## Given request
Repeat every line of the material, character for character.

## Given data
○ ○ ○ ○ ○ ○ ○
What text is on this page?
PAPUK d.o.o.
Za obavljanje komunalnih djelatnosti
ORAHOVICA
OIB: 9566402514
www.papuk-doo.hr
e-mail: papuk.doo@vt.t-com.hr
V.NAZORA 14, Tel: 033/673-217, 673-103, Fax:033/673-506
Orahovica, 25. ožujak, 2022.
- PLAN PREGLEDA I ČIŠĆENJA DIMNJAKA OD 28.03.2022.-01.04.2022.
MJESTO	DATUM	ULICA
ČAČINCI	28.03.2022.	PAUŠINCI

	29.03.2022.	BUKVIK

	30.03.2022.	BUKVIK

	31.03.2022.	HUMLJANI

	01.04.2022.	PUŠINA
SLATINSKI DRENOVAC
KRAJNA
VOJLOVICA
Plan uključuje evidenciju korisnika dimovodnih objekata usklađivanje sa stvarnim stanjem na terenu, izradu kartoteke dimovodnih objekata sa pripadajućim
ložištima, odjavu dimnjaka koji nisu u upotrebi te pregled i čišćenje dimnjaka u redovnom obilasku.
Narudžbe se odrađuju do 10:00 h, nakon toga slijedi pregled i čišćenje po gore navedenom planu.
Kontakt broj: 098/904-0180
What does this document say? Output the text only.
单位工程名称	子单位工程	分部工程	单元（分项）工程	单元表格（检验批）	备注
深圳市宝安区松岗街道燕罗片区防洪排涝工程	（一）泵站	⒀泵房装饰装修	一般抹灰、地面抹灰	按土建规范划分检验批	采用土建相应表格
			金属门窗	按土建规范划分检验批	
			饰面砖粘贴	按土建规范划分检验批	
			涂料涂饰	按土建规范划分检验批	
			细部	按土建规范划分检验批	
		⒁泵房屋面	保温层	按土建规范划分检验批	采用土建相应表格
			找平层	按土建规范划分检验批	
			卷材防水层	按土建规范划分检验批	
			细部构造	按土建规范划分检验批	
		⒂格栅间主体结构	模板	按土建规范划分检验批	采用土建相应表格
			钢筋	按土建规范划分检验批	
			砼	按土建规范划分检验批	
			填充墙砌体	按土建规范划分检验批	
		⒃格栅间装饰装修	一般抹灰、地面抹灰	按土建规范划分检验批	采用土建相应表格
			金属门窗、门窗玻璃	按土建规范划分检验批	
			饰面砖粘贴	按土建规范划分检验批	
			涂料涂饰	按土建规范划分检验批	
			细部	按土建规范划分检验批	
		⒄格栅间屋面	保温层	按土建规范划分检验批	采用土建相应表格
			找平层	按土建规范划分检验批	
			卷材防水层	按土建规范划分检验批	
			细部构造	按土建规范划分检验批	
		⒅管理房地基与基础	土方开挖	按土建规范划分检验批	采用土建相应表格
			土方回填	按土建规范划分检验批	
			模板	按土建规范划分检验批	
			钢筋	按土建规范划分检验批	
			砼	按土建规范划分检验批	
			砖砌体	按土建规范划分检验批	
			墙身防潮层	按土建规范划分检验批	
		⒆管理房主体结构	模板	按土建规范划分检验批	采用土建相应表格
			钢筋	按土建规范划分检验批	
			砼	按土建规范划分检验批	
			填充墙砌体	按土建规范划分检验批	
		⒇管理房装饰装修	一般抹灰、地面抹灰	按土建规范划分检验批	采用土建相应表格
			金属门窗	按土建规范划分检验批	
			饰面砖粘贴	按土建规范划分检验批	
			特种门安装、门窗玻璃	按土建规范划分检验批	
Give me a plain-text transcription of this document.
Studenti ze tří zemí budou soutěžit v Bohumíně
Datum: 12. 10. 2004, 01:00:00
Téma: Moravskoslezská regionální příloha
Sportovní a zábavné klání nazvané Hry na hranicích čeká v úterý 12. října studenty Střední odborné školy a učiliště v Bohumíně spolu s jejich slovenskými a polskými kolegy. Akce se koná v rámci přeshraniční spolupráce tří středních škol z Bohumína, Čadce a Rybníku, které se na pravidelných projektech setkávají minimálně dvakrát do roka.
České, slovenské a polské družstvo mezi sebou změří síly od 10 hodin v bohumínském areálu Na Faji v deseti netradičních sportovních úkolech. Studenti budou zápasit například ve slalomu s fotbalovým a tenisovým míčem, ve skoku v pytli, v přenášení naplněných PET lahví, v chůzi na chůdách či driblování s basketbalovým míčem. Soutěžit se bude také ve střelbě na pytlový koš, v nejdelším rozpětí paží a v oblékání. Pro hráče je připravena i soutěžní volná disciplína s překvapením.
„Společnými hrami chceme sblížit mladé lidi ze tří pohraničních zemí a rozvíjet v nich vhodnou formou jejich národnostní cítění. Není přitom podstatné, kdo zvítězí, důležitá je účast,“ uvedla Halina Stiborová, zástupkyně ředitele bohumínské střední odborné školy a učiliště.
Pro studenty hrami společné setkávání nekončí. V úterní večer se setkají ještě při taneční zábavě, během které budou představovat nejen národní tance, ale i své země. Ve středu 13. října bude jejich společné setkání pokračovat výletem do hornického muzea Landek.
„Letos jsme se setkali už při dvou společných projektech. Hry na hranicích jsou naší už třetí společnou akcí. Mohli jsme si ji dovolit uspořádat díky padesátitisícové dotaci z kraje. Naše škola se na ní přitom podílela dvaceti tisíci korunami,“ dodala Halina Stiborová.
○ ○ ○ ○ ○ ○ ○
## Worked solution
What text is on this page?
PAPUK d.o.o.
Za obavljanje komunalnih djelatnosti
ORAHOVICA
OIB: 9566402514
www.papuk-doo.hr
e-mail: papuk.doo@vt.t-com.hr
V.NAZORA 14, Tel: 033/673-217, 673-103, Fax:033/673-506
Orahovica, 25. ožujak, 2022.
- PLAN PREGLEDA I ČIŠĆENJA DIMNJAKA OD 28.03.2022.-01.04.2022.
MJESTO	DATUM	ULICA
ČAČINCI	28.03.2022.	PAUŠINCI

	29.03.2022.	BUKVIK

	30.03.2022.	BUKVIK

	31.03.2022.	HUMLJANI

	01.04.2022.	PUŠINA
SLATINSKI DRENOVAC
KRAJNA
VOJLOVICA
Plan uključuje evidenciju korisnika dimovodnih objekata usklađivanje sa stvarnim stanjem na terenu, izradu kartoteke dimovodnih objekata sa pripadajućim
ložištima, odjavu dimnjaka koji nisu u upotrebi te pregled i čišćenje dimnjaka u redovnom obilasku.
Narudžbe se odrađuju do 10:00 h, nakon toga slijedi pregled i čišćenje po gore navedenom planu.
Kontakt broj: 098/904-0180
What does this document say? Output the text only.
单位工程名称	子单位工程	分部工程	单元（分项）工程	单元表格（检验批）	备注
深圳市宝安区松岗街道燕罗片区防洪排涝工程	（一）泵站	⒀泵房装饰装修	一般抹灰、地面抹灰	按土建规范划分检验批	采用土建相应表格
			金属门窗	按土建规范划分检验批	
			饰面砖粘贴	按土建规范划分检验批	
			涂料涂饰	按土建规范划分检验批	
			细部	按土建规范划分检验批	
		⒁泵房屋面	保温层	按土建规范划分检验批	采用土建相应表格
			找平层	按土建规范划分检验批	
			卷材防水层	按土建规范划分检验批	
			细部构造	按土建规范划分检验批	
		⒂格栅间主体结构	模板	按土建规范划分检验批	采用土建相应表格
			钢筋	按土建规范划分检验批	
			砼	按土建规范划分检验批	
			填充墙砌体	按土建规范划分检验批	
		⒃格栅间装饰装修	一般抹灰、地面抹灰	按土建规范划分检验批	采用土建相应表格
			金属门窗、门窗玻璃	按土建规范划分检验批	
			饰面砖粘贴	按土建规范划分检验批	
			涂料涂饰	按土建规范划分检验批	
			细部	按土建规范划分检验批	
		⒄格栅间屋面	保温层	按土建规范划分检验批	采用土建相应表格
			找平层	按土建规范划分检验批	
			卷材防水层	按土建规范划分检验批	
			细部构造	按土建规范划分检验批	
		⒅管理房地基与基础	土方开挖	按土建规范划分检验批	采用土建相应表格
			土方回填	按土建规范划分检验批	
			模板	按土建规范划分检验批	
			钢筋	按土建规范划分检验批	
			砼	按土建规范划分检验批	
			砖砌体	按土建规范划分检验批	
			墙身防潮层	按土建规范划分检验批	
		⒆管理房主体结构	模板	按土建规范划分检验批	采用土建相应表格
			钢筋	按土建规范划分检验批	
			砼	按土建规范划分检验批	
			填充墙砌体	按土建规范划分检验批	
		⒇管理房装饰装修	一般抹灰、地面抹灰	按土建规范划分检验批	采用土建相应表格
			金属门窗	按土建规范划分检验批	
			饰面砖粘贴	按土建规范划分检验批	
			特种门安装、门窗玻璃	按土建规范划分检验批	
Give me a plain-text transcription of this document.
Studenti ze tří zemí budou soutěžit v Bohumíně
Datum: 12. 10. 2004, 01:00:00
Téma: Moravskoslezská regionální příloha
Sportovní a zábavné klání nazvané Hry na hranicích čeká v úterý 12. října studenty Střední odborné školy a učiliště v Bohumíně spolu s jejich slovenskými a polskými kolegy. Akce se koná v rámci přeshraniční spolupráce tří středních škol z Bohumína, Čadce a Rybníku, které se na pravidelných projektech setkávají minimálně dvakrát do roka.
České, slovenské a polské družstvo mezi sebou změří síly od 10 hodin v bohumínském areálu Na Faji v deseti netradičních sportovních úkolech. Studenti budou zápasit například ve slalomu s fotbalovým a tenisovým míčem, ve skoku v pytli, v přenášení naplněných PET lahví, v chůzi na chůdách či driblování s basketbalovým míčem. Soutěžit se bude také ve střelbě na pytlový koš, v nejdelším rozpětí paží a v oblékání. Pro hráče je připravena i soutěžní volná disciplína s překvapením.
„Společnými hrami chceme sblížit mladé lidi ze tří pohraničních zemí a rozvíjet v nich vhodnou formou jejich národnostní cítění. Není přitom podstatné, kdo zvítězí, důležitá je účast,“ uvedla Halina Stiborová, zástupkyně ředitele bohumínské střední odborné školy a učiliště.
Pro studenty hrami společné setkávání nekončí. V úterní večer se setkají ještě při taneční zábavě, během které budou představovat nejen národní tance, ale i své země. Ve středu 13. října bude jejich společné setkání pokračovat výletem do hornického muzea Landek.
„Letos jsme se setkali už při dvou společných projektech. Hry na hranicích jsou naší už třetí společnou akcí. Mohli jsme si ji dovolit uspořádat díky padesátitisícové dotaci z kraje. Naše škola se na ní přitom podílela dvaceti tisíci korunami,“ dodala Halina Stiborová.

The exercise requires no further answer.